▸ **WHAT IS REQUIRED**
Transcribe the full listing exactly, and drop every picture.

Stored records
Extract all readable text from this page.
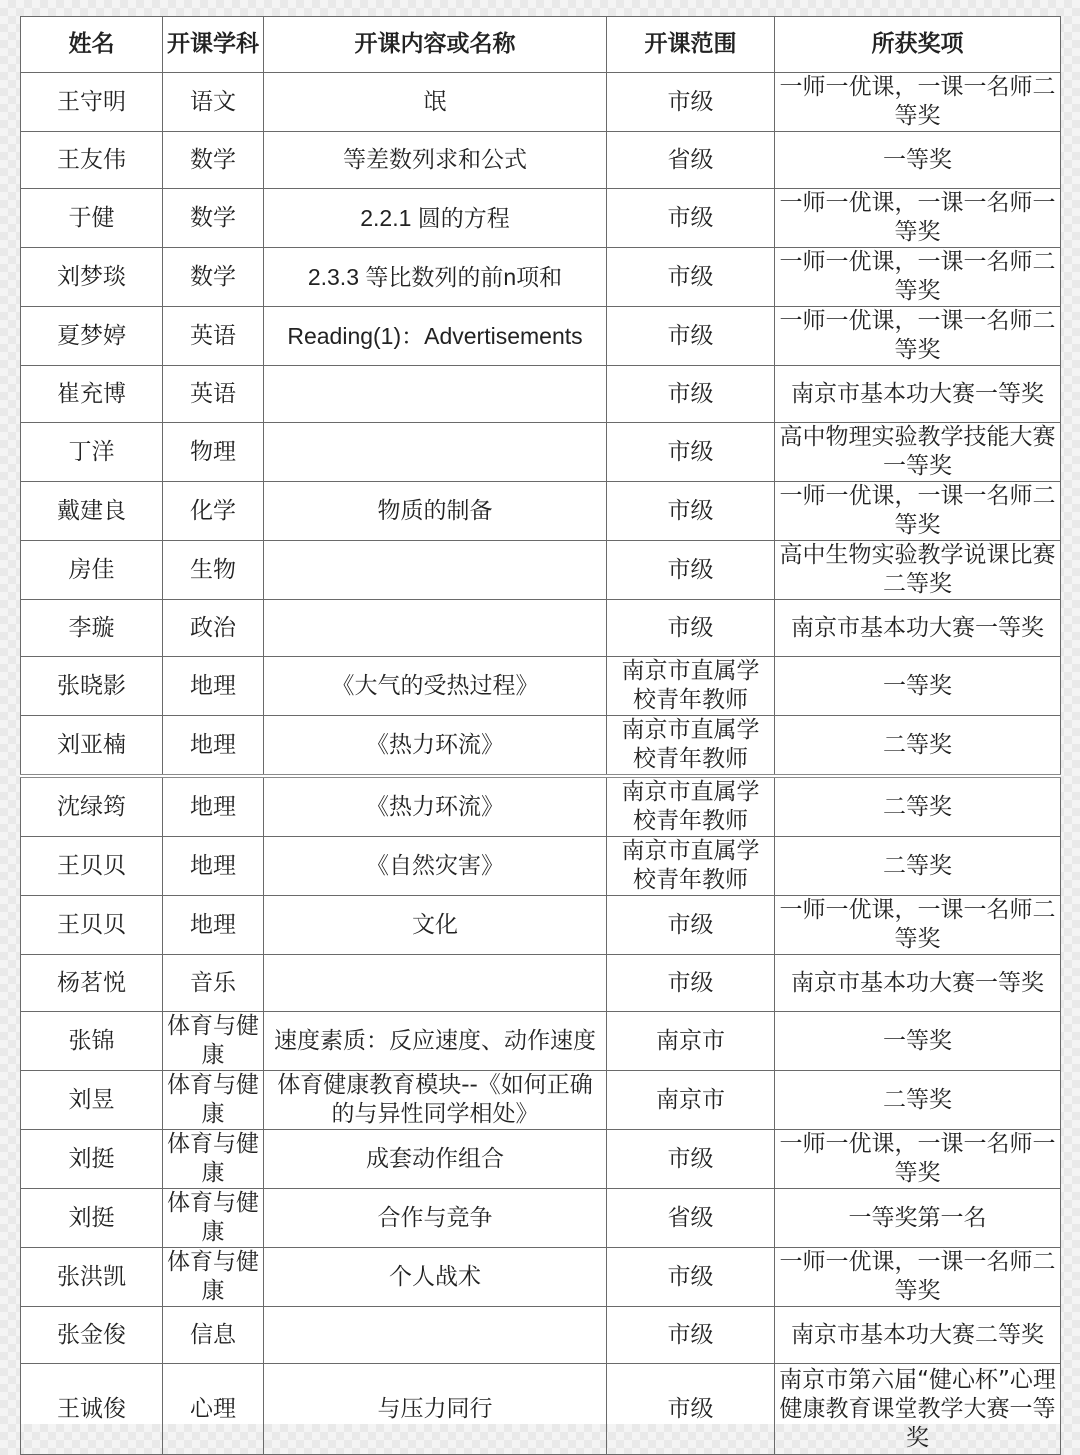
姓名	开课学科	开课内容或名称	开课范围	所获奖项
王守明	语文	氓	市级	一师一优课，一课一名师二等奖
王友伟	数学	等差数列求和公式	省级	一等奖
于健	数学	2.2.1 圆的方程	市级	一师一优课，一课一名师一等奖
刘梦琰	数学	2.3.3 等比数列的前n项和	市级	一师一优课，一课一名师二等奖
夏梦婷	英语	Reading(1)：Advertisements	市级	一师一优课，一课一名师二等奖
崔充博	英语		市级	南京市基本功大赛一等奖
丁洋	物理		市级	高中物理实验教学技能大赛一等奖
戴建良	化学	物质的制备	市级	一师一优课，一课一名师二等奖
房佳	生物		市级	高中生物实验教学说课比赛二等奖
李璇	政治		市级	南京市基本功大赛一等奖
张晓影	地理	《大气的受热过程》	南京市直属学校青年教师	一等奖
刘亚楠	地理	《热力环流》	南京市直属学校青年教师	二等奖
沈绿筠	地理	《热力环流》	南京市直属学校青年教师	二等奖
王贝贝	地理	《自然灾害》	南京市直属学校青年教师	二等奖
王贝贝	地理	文化	市级	一师一优课，一课一名师二等奖
杨茗悦	音乐		市级	南京市基本功大赛一等奖
张锦	体育与健康	速度素质：反应速度、动作速度	南京市	一等奖
刘昱	体育与健康	体育健康教育模块--《如何正确的与异性同学相处》	南京市	二等奖
刘挺	体育与健康	成套动作组合	市级	一师一优课，一课一名师一等奖
刘挺	体育与健康	合作与竞争	省级	一等奖第一名
张洪凯	体育与健康	个人战术	市级	一师一优课，一课一名师二等奖
张金俊	信息		市级	南京市基本功大赛二等奖
王诚俊	心理	与压力同行	市级	南京市第六届“健心杯”心理健康教育课堂教学大赛一等奖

▸ **SOLUTION BELOW**
Extract all readable text from this page.
姓名	开课学科	开课内容或名称	开课范围	所获奖项
王守明	语文	氓	市级	一师一优课，一课一名师二等奖
王友伟	数学	等差数列求和公式	省级	一等奖
于健	数学	2.2.1 圆的方程	市级	一师一优课，一课一名师一等奖
刘梦琰	数学	2.3.3 等比数列的前n项和	市级	一师一优课，一课一名师二等奖
夏梦婷	英语	Reading(1)：Advertisements	市级	一师一优课，一课一名师二等奖
崔充博	英语		市级	南京市基本功大赛一等奖
丁洋	物理		市级	高中物理实验教学技能大赛一等奖
戴建良	化学	物质的制备	市级	一师一优课，一课一名师二等奖
房佳	生物		市级	高中生物实验教学说课比赛二等奖
李璇	政治		市级	南京市基本功大赛一等奖
张晓影	地理	《大气的受热过程》	南京市直属学校青年教师	一等奖
刘亚楠	地理	《热力环流》	南京市直属学校青年教师	二等奖
沈绿筠	地理	《热力环流》	南京市直属学校青年教师	二等奖
王贝贝	地理	《自然灾害》	南京市直属学校青年教师	二等奖
王贝贝	地理	文化	市级	一师一优课，一课一名师二等奖
杨茗悦	音乐		市级	南京市基本功大赛一等奖
张锦	体育与健康	速度素质：反应速度、动作速度	南京市	一等奖
刘昱	体育与健康	体育健康教育模块--《如何正确的与异性同学相处》	南京市	二等奖
刘挺	体育与健康	成套动作组合	市级	一师一优课，一课一名师一等奖
刘挺	体育与健康	合作与竞争	省级	一等奖第一名
张洪凯	体育与健康	个人战术	市级	一师一优课，一课一名师二等奖
张金俊	信息		市级	南京市基本功大赛二等奖
王诚俊	心理	与压力同行	市级	南京市第六届“健心杯”心理健康教育课堂教学大赛一等奖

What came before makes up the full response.